# Raw data
== == ==
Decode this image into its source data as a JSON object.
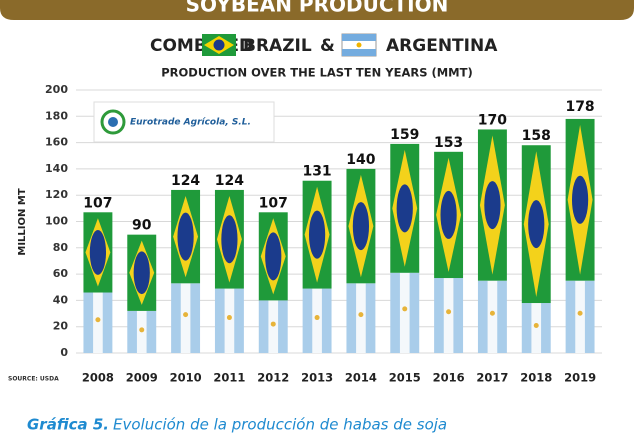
{
  "chart_data": {
    "type": "bar",
    "title": "SOYBEAN PRODUCTION",
    "subtitle_lead": "COMBINED",
    "conjunction": "&",
    "subtitle2": "PRODUCTION OVER THE LAST TEN YEARS (MMT)",
    "ylabel": "MILLION MT",
    "source": "SOURCE: USDA",
    "logo": "Eurotrade Agrícola, S.L.",
    "caption_label": "Gráfica 5.",
    "caption_text": "Evolución de la producción de habas de soja",
    "categories": [
      "2008",
      "2009",
      "2010",
      "2011",
      "2012",
      "2013",
      "2014",
      "2015",
      "2016",
      "2017",
      "2018",
      "2019"
    ],
    "series": [
      {
        "name": "ARGENTINA",
        "color": "#a9cdea",
        "values": [
          46,
          32,
          53,
          49,
          40,
          49,
          53,
          61,
          57,
          55,
          38,
          55
        ]
      },
      {
        "name": "BRAZIL",
        "color": "#1f9a3a",
        "values": [
          61,
          58,
          71,
          75,
          67,
          82,
          87,
          98,
          96,
          115,
          120,
          123
        ]
      }
    ],
    "totals": [
      107,
      90,
      124,
      124,
      107,
      131,
      140,
      159,
      153,
      170,
      158,
      178
    ],
    "ylim": [
      0,
      200
    ],
    "yticks": [
      0,
      20,
      40,
      60,
      80,
      100,
      120,
      140,
      160,
      180,
      200
    ],
    "grid": true
  }
}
== == ==
# Aim of the exercise
Copy each line holding the word "source" from the listing above.

# Written answer
Decode this image into its source data as a JSON object.
    "source": "SOURCE: USDA",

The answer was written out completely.